**Written task**
Take the entries below and reproduce them word for word.

== == ==

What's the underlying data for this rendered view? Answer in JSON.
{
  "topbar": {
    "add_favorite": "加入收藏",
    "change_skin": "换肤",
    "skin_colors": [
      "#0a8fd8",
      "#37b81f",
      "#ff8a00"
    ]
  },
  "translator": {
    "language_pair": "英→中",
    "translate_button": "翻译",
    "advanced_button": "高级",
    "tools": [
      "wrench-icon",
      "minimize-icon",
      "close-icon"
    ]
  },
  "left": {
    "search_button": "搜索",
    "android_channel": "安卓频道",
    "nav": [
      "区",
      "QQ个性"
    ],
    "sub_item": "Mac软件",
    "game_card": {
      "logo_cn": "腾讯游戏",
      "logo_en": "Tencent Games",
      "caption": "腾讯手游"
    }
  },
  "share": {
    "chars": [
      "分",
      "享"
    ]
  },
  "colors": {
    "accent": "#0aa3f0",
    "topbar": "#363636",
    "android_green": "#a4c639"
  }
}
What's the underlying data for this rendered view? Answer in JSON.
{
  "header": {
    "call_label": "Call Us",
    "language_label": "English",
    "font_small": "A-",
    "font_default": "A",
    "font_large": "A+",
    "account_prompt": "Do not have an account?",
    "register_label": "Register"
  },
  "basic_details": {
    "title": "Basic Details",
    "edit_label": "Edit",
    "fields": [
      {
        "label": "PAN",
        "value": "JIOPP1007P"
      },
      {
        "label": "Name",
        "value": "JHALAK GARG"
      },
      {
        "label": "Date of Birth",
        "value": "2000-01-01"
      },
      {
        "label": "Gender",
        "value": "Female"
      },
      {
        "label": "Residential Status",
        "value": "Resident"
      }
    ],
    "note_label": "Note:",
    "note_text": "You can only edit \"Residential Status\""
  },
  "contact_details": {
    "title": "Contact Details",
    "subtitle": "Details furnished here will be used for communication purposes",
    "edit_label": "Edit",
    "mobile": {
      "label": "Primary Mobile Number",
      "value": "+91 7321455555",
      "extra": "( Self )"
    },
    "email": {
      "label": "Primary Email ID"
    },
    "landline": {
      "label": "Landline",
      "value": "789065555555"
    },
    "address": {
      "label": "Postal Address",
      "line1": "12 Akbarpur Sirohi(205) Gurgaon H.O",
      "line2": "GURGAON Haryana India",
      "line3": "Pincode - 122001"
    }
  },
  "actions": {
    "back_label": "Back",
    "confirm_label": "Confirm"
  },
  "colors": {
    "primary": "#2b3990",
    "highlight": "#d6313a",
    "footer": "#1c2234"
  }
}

== == ==

**Result of the exercise**
What's the underlying data for this rendered view? Answer in JSON.
{
  "topbar": {
    "add_favorite": "加入收藏",
    "change_skin": "换肤",
    "skin_colors": [
      "#0a8fd8",
      "#37b81f",
      "#ff8a00"
    ]
  },
  "translator": {
    "language_pair": "英→中",
    "translate_button": "翻译",
    "advanced_button": "高级",
    "tools": [
      "wrench-icon",
      "minimize-icon",
      "close-icon"
    ]
  },
  "left": {
    "search_button": "搜索",
    "android_channel": "安卓频道",
    "nav": [
      "区",
      "QQ个性"
    ],
    "sub_item": "Mac软件",
    "game_card": {
      "logo_cn": "腾讯游戏",
      "logo_en": "Tencent Games",
      "caption": "腾讯手游"
    }
  },
  "share": {
    "chars": [
      "分",
      "享"
    ]
  },
  "colors": {
    "accent": "#0aa3f0",
    "topbar": "#363636",
    "android_green": "#a4c639"
  }
}
What's the underlying data for this rendered view? Answer in JSON.
{
  "header": {
    "call_label": "Call Us",
    "language_label": "English",
    "font_small": "A-",
    "font_default": "A",
    "font_large": "A+",
    "account_prompt": "Do not have an account?",
    "register_label": "Register"
  },
  "basic_details": {
    "title": "Basic Details",
    "edit_label": "Edit",
    "fields": [
      {
        "label": "PAN",
        "value": "JIOPP1007P"
      },
      {
        "label": "Name",
        "value": "JHALAK GARG"
      },
      {
        "label": "Date of Birth",
        "value": "2000-01-01"
      },
      {
        "label": "Gender",
        "value": "Female"
      },
      {
        "label": "Residential Status",
        "value": "Resident"
      }
    ],
    "note_label": "Note:",
    "note_text": "You can only edit \"Residential Status\""
  },
  "contact_details": {
    "title": "Contact Details",
    "subtitle": "Details furnished here will be used for communication purposes",
    "edit_label": "Edit",
    "mobile": {
      "label": "Primary Mobile Number",
      "value": "+91 7321455555",
      "extra": "( Self )"
    },
    "email": {
      "label": "Primary Email ID"
    },
    "landline": {
      "label": "Landline",
      "value": "789065555555"
    },
    "address": {
      "label": "Postal Address",
      "line1": "12 Akbarpur Sirohi(205) Gurgaon H.O",
      "line2": "GURGAON Haryana India",
      "line3": "Pincode - 122001"
    }
  },
  "actions": {
    "back_label": "Back",
    "confirm_label": "Confirm"
  },
  "colors": {
    "primary": "#2b3990",
    "highlight": "#d6313a",
    "footer": "#1c2234"
  }
}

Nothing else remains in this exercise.